# [Given task]
Collect every line below that contains the word "Financial".

** START **

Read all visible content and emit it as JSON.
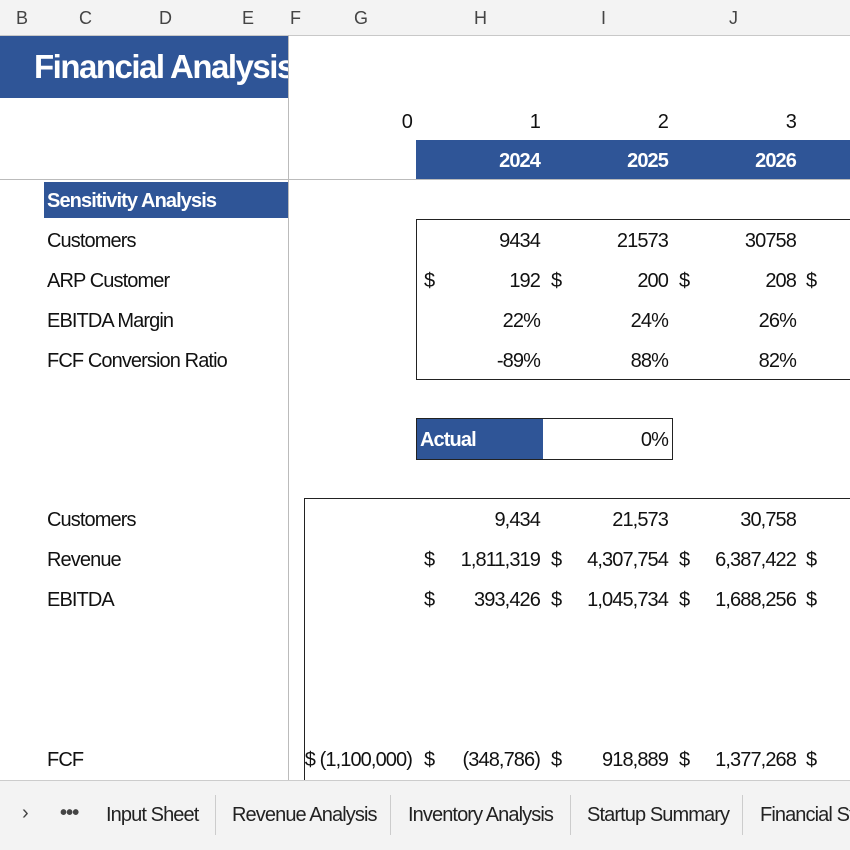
{
  "column_headers": [
    "B",
    "C",
    "D",
    "E",
    "F",
    "G",
    "H",
    "I",
    "J"
  ],
  "title": "Financial Analysis",
  "periods": [
    "0",
    "1",
    "2",
    "3"
  ],
  "years": [
    "2024",
    "2025",
    "2026"
  ],
  "sensitivity": {
    "heading": "Sensitivity Analysis",
    "currency": "$",
    "rows": [
      {
        "label": "Customers",
        "values": [
          "9434",
          "21573",
          "30758"
        ]
      },
      {
        "label": "ARP Customer",
        "values": [
          "192",
          "200",
          "208"
        ],
        "currency": true
      },
      {
        "label": "EBITDA Margin",
        "values": [
          "22%",
          "24%",
          "26%"
        ]
      },
      {
        "label": "FCF Conversion Ratio",
        "values": [
          "-89%",
          "88%",
          "82%"
        ]
      }
    ]
  },
  "actual": {
    "label": "Actual",
    "value": "0%"
  },
  "summary": {
    "currency": "$",
    "rows": [
      {
        "label": "Customers",
        "values": [
          "9,434",
          "21,573",
          "30,758"
        ]
      },
      {
        "label": "Revenue",
        "values": [
          "1,811,319",
          "4,307,754",
          "6,387,422"
        ],
        "currency": true
      },
      {
        "label": "EBITDA",
        "values": [
          "393,426",
          "1,045,734",
          "1,688,256"
        ],
        "currency": true
      },
      {
        "label": "FCF",
        "initial": "$ (1,100,000)",
        "values": [
          "(348,786)",
          "918,889",
          "1,377,268"
        ],
        "currency": true
      }
    ]
  },
  "tabs": [
    "Input Sheet",
    "Revenue Analysis",
    "Inventory Analysis",
    "Startup Summary",
    "Financial Sta"
  ]
}
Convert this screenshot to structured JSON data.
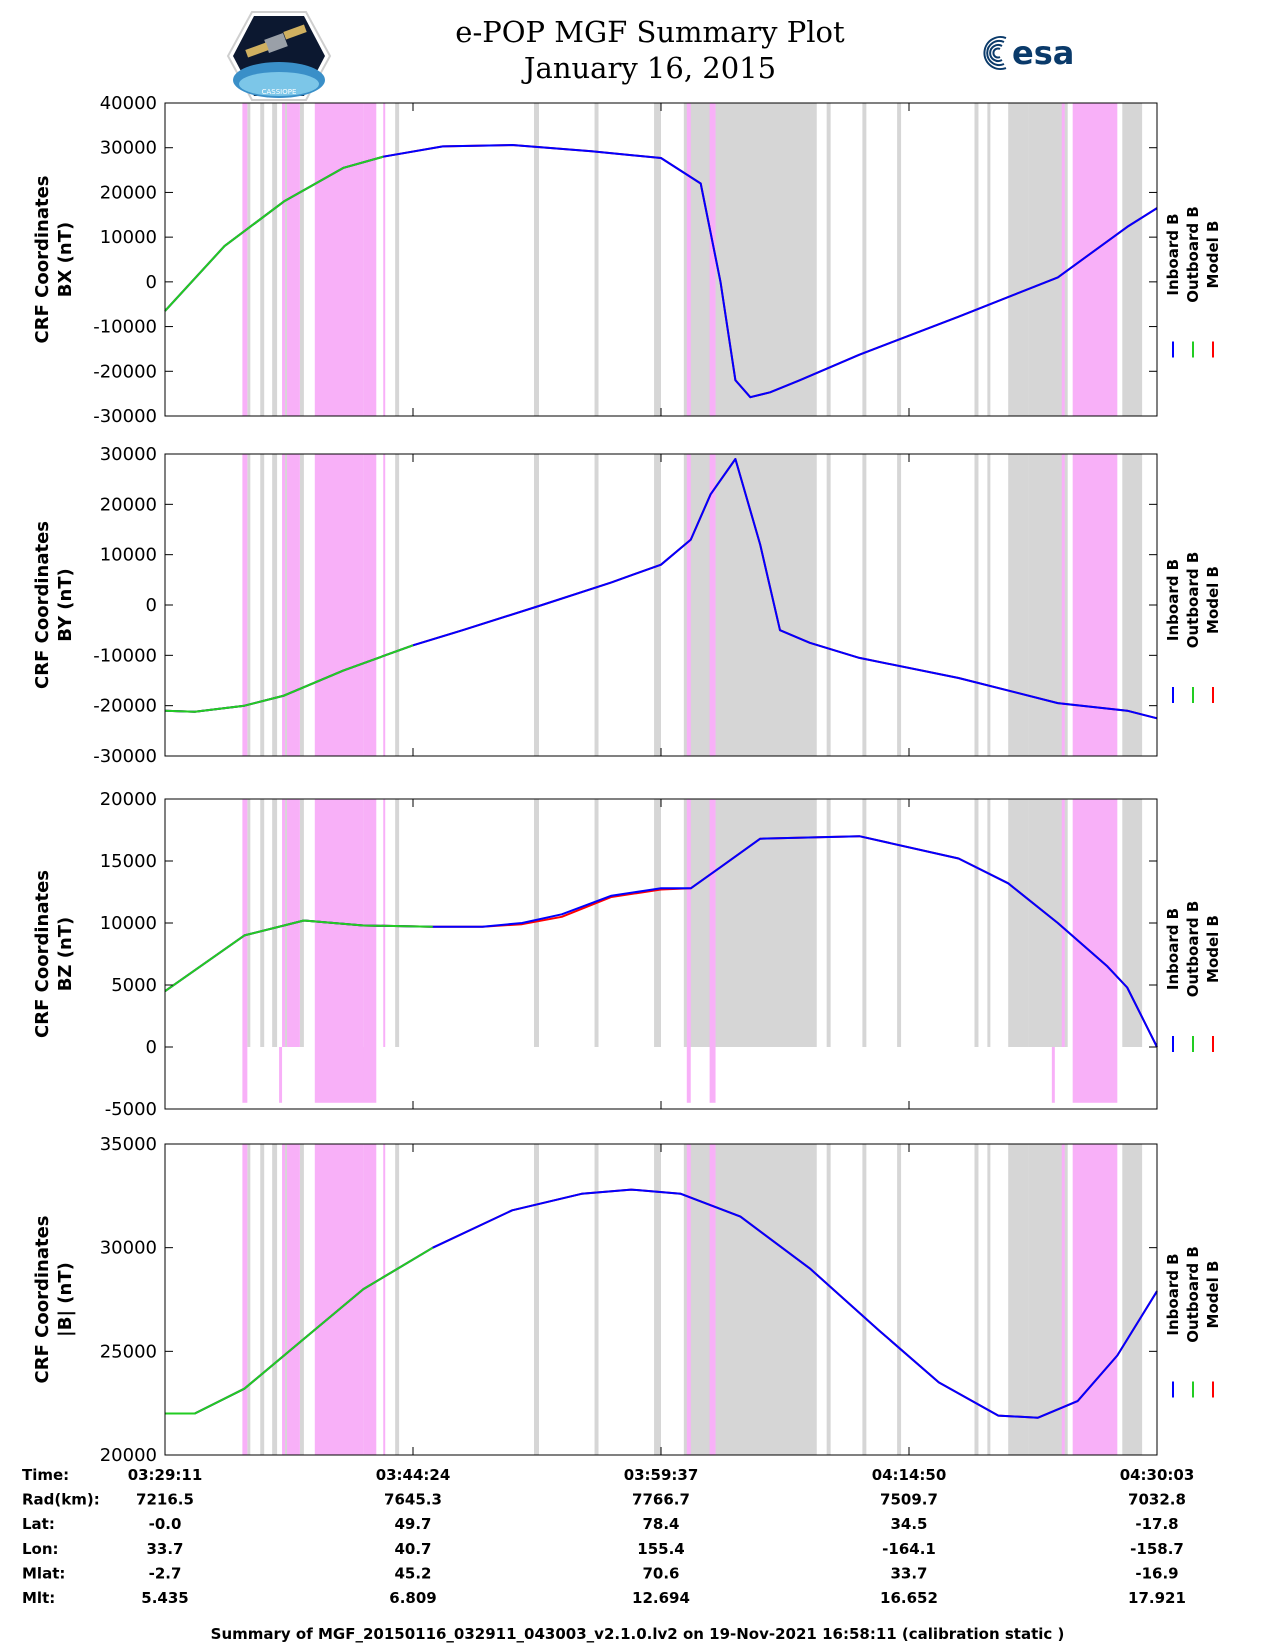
{
  "header": {
    "title": "e-POP MGF Summary Plot",
    "date": "January 16, 2015",
    "agency_logo_text": "esa",
    "mission_logo_text": "CASSIOPE"
  },
  "colors": {
    "inboard": "#0000ff",
    "outboard": "#22cc22",
    "model": "#ff0000",
    "gray_band": "#d6d6d6",
    "pink_band": "#f8b0f8"
  },
  "legend": [
    "Inboard B",
    "Outboard B",
    "Model B"
  ],
  "chart_data": [
    {
      "type": "line",
      "ylabel": [
        "CRF Coordinates",
        "BX (nT)"
      ],
      "ylim": [
        -30000,
        40000
      ],
      "yticks": [
        -30000,
        -20000,
        -10000,
        0,
        10000,
        20000,
        30000,
        40000
      ],
      "x": [
        0,
        0.06,
        0.12,
        0.18,
        0.22,
        0.28,
        0.35,
        0.43,
        0.5,
        0.54,
        0.56,
        0.575,
        0.59,
        0.61,
        0.64,
        0.7,
        0.8,
        0.9,
        0.97,
        1.0
      ],
      "series": [
        {
          "name": "Inboard B",
          "values": [
            -6500,
            8000,
            18000,
            25500,
            28000,
            30300,
            30600,
            29200,
            27700,
            22000,
            0,
            -22000,
            -25800,
            -24700,
            -22000,
            -16300,
            -7800,
            1000,
            12300,
            16500
          ]
        },
        {
          "name": "Outboard B",
          "values": [
            -6500,
            8000,
            18000,
            25500,
            28000,
            null,
            null,
            null,
            null,
            null,
            null,
            null,
            null,
            null,
            null,
            null,
            null,
            null,
            null,
            null
          ]
        },
        {
          "name": "Model B",
          "values": [
            -6500,
            8000,
            18000,
            25500,
            28000,
            30300,
            30600,
            29200,
            27700,
            22000,
            0,
            -22000,
            -25800,
            -24700,
            -22000,
            -16300,
            -7800,
            1000,
            12300,
            16500
          ]
        }
      ]
    },
    {
      "type": "line",
      "ylabel": [
        "CRF Coordinates",
        "BY (nT)"
      ],
      "ylim": [
        -30000,
        30000
      ],
      "yticks": [
        -30000,
        -20000,
        -10000,
        0,
        10000,
        20000,
        30000
      ],
      "x": [
        0,
        0.03,
        0.08,
        0.12,
        0.18,
        0.25,
        0.3,
        0.38,
        0.45,
        0.5,
        0.53,
        0.55,
        0.575,
        0.6,
        0.62,
        0.65,
        0.7,
        0.8,
        0.9,
        0.97,
        1.0
      ],
      "series": [
        {
          "name": "Inboard B",
          "values": [
            -21000,
            -21200,
            -20000,
            -18000,
            -13000,
            -8000,
            -5000,
            0,
            4500,
            8000,
            13000,
            22000,
            29000,
            12000,
            -5000,
            -7500,
            -10500,
            -14500,
            -19500,
            -21000,
            -22500
          ]
        },
        {
          "name": "Outboard B",
          "values": [
            -21000,
            -21200,
            -20000,
            -18000,
            -13000,
            -8000,
            null,
            null,
            null,
            null,
            null,
            null,
            null,
            null,
            null,
            null,
            null,
            null,
            null,
            null,
            null
          ]
        },
        {
          "name": "Model B",
          "values": [
            -21000,
            -21200,
            -20000,
            -18000,
            -13000,
            -8000,
            -5000,
            0,
            4500,
            8000,
            13000,
            22000,
            29000,
            12000,
            -5000,
            -7500,
            -10500,
            -14500,
            -19500,
            -21000,
            -22500
          ]
        }
      ]
    },
    {
      "type": "line",
      "ylabel": [
        "CRF Coordinates",
        "BZ (nT)"
      ],
      "ylim": [
        -5000,
        20000
      ],
      "yticks": [
        -5000,
        0,
        5000,
        10000,
        15000,
        20000
      ],
      "x": [
        0,
        0.08,
        0.14,
        0.2,
        0.27,
        0.32,
        0.36,
        0.4,
        0.45,
        0.5,
        0.53,
        0.56,
        0.6,
        0.7,
        0.8,
        0.85,
        0.9,
        0.95,
        0.97,
        1.0
      ],
      "series": [
        {
          "name": "Inboard B",
          "values": [
            4500,
            9000,
            10200,
            9800,
            9700,
            9700,
            10000,
            10700,
            12200,
            12800,
            12800,
            14500,
            16800,
            17000,
            15200,
            13200,
            10000,
            6500,
            4800,
            0
          ]
        },
        {
          "name": "Outboard B",
          "values": [
            4500,
            9000,
            10200,
            9800,
            9700,
            null,
            null,
            null,
            null,
            null,
            null,
            null,
            null,
            null,
            null,
            null,
            null,
            null,
            null,
            null
          ]
        },
        {
          "name": "Model B",
          "values": [
            4500,
            9000,
            10200,
            9800,
            9700,
            9700,
            9900,
            10500,
            12100,
            12700,
            12800,
            14500,
            16800,
            17000,
            15200,
            13200,
            10000,
            6500,
            4800,
            0
          ]
        }
      ]
    },
    {
      "type": "line",
      "ylabel": [
        "CRF Coordinates",
        "|B| (nT)"
      ],
      "ylim": [
        20000,
        35000
      ],
      "yticks": [
        20000,
        25000,
        30000,
        35000
      ],
      "x": [
        0,
        0.03,
        0.08,
        0.14,
        0.2,
        0.27,
        0.35,
        0.42,
        0.47,
        0.52,
        0.58,
        0.65,
        0.72,
        0.78,
        0.84,
        0.88,
        0.92,
        0.96,
        1.0
      ],
      "series": [
        {
          "name": "Inboard B",
          "values": [
            22000,
            22000,
            23200,
            25600,
            28000,
            30000,
            31800,
            32600,
            32800,
            32600,
            31500,
            29000,
            26000,
            23500,
            21900,
            21800,
            22600,
            24800,
            27900
          ]
        },
        {
          "name": "Outboard B",
          "values": [
            22000,
            22000,
            23200,
            25600,
            28000,
            30000,
            null,
            null,
            null,
            null,
            null,
            null,
            null,
            null,
            null,
            null,
            null,
            null,
            null
          ]
        },
        {
          "name": "Model B",
          "values": [
            22000,
            22000,
            23200,
            25600,
            28000,
            30000,
            31800,
            32600,
            32800,
            32600,
            31500,
            29000,
            26000,
            23500,
            21900,
            21800,
            22600,
            24800,
            27900
          ]
        }
      ]
    }
  ],
  "bands": {
    "gray": [
      [
        0.083,
        0.086
      ],
      [
        0.096,
        0.1
      ],
      [
        0.108,
        0.113
      ],
      [
        0.121,
        0.125
      ],
      [
        0.136,
        0.14
      ],
      [
        0.232,
        0.236
      ],
      [
        0.372,
        0.377
      ],
      [
        0.433,
        0.437
      ],
      [
        0.493,
        0.5
      ],
      [
        0.523,
        0.56
      ],
      [
        0.56,
        0.657
      ],
      [
        0.667,
        0.671
      ],
      [
        0.703,
        0.707
      ],
      [
        0.738,
        0.742
      ],
      [
        0.816,
        0.82
      ],
      [
        0.829,
        0.832
      ],
      [
        0.85,
        0.87
      ],
      [
        0.87,
        0.905
      ],
      [
        0.905,
        0.91
      ],
      [
        0.965,
        0.985
      ]
    ],
    "pink": [
      [
        0.078,
        0.083
      ],
      [
        0.118,
        0.121
      ],
      [
        0.123,
        0.136
      ],
      [
        0.151,
        0.2
      ],
      [
        0.2,
        0.213
      ],
      [
        0.22,
        0.222
      ],
      [
        0.526,
        0.53
      ],
      [
        0.549,
        0.555
      ],
      [
        0.904,
        0.907
      ],
      [
        0.915,
        0.96
      ]
    ]
  },
  "bz_below_bands": [
    [
      0.078,
      0.083
    ],
    [
      0.115,
      0.118
    ],
    [
      0.151,
      0.213
    ],
    [
      0.526,
      0.53
    ],
    [
      0.549,
      0.555
    ],
    [
      0.894,
      0.897
    ],
    [
      0.915,
      0.96
    ]
  ],
  "time_table": {
    "row_labels": [
      "Time:",
      "Rad(km):",
      "Lat:",
      "Lon:",
      "Mlat:",
      "Mlt:"
    ],
    "columns": [
      [
        "03:29:11",
        "7216.5",
        "-0.0",
        "33.7",
        "-2.7",
        "5.435"
      ],
      [
        "03:44:24",
        "7645.3",
        "49.7",
        "40.7",
        "45.2",
        "6.809"
      ],
      [
        "03:59:37",
        "7766.7",
        "78.4",
        "155.4",
        "70.6",
        "12.694"
      ],
      [
        "04:14:50",
        "7509.7",
        "34.5",
        "-164.1",
        "33.7",
        "16.652"
      ],
      [
        "04:30:03",
        "7032.8",
        "-17.8",
        "-158.7",
        "-16.9",
        "17.921"
      ]
    ]
  },
  "footer": "Summary of MGF_20150116_032911_043003_v2.1.0.lv2 on 19-Nov-2021 16:58:11 (calibration static )"
}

** END **

# [Response]
  "title": "Financial Analysis",
    "Financial Sta"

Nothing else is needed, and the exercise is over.